Input rows »
····················
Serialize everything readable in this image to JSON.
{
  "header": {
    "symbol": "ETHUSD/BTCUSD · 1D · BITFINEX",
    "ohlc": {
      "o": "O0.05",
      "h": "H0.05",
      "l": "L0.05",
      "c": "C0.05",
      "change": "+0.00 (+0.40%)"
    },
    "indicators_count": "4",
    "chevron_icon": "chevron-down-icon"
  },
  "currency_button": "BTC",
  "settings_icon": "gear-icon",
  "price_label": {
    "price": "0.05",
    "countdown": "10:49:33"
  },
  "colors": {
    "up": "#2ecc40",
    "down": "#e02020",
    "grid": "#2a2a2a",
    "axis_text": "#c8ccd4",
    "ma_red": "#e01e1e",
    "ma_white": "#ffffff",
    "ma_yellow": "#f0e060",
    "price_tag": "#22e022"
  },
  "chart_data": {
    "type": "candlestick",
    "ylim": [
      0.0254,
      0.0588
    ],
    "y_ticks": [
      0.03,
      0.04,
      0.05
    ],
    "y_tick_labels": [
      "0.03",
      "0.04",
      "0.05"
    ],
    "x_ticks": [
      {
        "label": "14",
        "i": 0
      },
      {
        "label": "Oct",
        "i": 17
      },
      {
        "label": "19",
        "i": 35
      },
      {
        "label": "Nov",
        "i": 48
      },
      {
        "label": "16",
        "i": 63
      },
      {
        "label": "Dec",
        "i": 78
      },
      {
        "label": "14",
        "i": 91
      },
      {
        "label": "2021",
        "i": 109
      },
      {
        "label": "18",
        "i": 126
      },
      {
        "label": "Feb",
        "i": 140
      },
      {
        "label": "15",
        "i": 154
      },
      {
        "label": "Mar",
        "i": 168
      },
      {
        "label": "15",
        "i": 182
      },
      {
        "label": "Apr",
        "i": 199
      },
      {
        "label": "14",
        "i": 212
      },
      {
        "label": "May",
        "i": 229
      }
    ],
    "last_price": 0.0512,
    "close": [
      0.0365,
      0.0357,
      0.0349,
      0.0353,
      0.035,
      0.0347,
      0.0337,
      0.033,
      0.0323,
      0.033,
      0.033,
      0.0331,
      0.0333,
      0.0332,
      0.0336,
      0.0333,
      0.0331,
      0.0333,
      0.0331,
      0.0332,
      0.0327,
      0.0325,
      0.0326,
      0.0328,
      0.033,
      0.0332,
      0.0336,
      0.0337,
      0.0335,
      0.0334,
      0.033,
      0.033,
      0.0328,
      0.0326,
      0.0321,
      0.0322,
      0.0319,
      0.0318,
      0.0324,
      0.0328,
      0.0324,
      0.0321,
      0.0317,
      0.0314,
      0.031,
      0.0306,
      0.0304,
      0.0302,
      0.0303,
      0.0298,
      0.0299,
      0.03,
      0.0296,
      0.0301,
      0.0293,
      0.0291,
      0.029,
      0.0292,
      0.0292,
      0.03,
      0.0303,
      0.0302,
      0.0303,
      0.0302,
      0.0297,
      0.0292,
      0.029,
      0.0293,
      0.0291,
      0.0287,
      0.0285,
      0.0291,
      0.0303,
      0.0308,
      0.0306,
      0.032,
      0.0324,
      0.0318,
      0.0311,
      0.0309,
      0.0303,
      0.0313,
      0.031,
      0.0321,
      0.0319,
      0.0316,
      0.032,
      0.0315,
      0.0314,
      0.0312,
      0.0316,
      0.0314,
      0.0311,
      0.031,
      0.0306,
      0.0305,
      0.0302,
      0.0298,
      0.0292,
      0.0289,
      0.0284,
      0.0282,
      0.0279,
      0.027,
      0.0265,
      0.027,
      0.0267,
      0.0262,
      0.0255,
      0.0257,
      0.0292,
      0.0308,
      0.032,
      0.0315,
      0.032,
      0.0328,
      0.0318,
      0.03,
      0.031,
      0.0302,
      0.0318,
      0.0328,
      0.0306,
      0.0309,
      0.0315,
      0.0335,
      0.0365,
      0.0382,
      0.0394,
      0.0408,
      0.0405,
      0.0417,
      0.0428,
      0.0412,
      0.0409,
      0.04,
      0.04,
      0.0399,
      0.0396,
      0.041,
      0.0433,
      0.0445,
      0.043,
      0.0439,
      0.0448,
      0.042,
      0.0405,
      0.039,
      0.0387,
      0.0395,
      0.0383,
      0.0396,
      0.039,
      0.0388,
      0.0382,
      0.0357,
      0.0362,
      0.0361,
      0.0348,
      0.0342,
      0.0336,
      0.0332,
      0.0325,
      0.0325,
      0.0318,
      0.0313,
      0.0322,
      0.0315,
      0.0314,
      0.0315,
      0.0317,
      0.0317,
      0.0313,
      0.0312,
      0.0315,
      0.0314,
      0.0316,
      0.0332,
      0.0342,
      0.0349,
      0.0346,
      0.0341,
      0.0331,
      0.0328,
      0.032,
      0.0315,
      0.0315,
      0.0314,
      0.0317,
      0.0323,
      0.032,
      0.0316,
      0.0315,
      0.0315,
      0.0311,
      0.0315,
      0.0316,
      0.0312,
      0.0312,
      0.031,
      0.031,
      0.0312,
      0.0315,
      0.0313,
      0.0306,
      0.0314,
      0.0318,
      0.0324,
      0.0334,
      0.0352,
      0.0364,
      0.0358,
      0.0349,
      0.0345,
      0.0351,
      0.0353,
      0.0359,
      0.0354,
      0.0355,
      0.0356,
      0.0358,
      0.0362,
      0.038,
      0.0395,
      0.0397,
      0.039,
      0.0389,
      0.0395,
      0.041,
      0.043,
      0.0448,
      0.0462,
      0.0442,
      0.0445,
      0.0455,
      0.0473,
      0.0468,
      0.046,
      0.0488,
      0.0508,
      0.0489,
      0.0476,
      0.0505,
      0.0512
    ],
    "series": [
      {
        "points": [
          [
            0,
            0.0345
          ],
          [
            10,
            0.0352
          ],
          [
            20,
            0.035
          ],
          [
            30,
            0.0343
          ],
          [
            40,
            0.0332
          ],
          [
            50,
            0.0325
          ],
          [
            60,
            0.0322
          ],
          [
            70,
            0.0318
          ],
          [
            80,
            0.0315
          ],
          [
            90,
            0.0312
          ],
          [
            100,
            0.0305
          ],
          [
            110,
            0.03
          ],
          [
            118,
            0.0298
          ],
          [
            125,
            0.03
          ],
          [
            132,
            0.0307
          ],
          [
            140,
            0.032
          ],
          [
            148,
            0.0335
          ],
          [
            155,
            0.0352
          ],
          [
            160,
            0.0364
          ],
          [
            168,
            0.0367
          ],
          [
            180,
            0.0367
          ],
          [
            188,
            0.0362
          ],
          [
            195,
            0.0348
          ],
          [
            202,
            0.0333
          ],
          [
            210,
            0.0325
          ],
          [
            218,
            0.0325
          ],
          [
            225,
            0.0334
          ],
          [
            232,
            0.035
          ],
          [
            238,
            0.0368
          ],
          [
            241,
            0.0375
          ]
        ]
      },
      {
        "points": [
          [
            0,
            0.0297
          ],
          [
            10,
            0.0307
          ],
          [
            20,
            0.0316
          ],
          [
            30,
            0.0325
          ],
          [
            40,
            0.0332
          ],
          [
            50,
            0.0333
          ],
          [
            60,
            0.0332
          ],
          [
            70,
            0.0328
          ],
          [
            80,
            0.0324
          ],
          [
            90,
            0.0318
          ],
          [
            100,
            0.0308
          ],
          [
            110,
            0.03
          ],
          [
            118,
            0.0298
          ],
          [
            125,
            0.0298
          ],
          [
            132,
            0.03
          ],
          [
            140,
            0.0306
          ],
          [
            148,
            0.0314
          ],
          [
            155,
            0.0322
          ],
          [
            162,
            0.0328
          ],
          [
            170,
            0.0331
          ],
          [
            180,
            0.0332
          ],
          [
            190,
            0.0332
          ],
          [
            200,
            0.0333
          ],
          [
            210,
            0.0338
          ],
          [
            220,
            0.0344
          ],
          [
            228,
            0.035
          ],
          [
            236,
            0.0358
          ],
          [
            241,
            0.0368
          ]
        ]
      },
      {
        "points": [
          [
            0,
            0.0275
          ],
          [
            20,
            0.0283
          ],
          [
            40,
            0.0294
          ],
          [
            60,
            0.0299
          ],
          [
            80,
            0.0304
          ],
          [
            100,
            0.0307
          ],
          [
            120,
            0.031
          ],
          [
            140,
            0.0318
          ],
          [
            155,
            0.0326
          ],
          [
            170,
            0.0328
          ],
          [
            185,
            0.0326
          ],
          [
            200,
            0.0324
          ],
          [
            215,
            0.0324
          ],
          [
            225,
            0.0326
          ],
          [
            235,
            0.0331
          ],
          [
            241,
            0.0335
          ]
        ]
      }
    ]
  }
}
····················
Aim of the exercise »
Show all lines in the entries above where the word "icon" appears.

Solution to the problem »
    "chevron_icon": "chevron-down-icon"
  "settings_icon": "gear-icon",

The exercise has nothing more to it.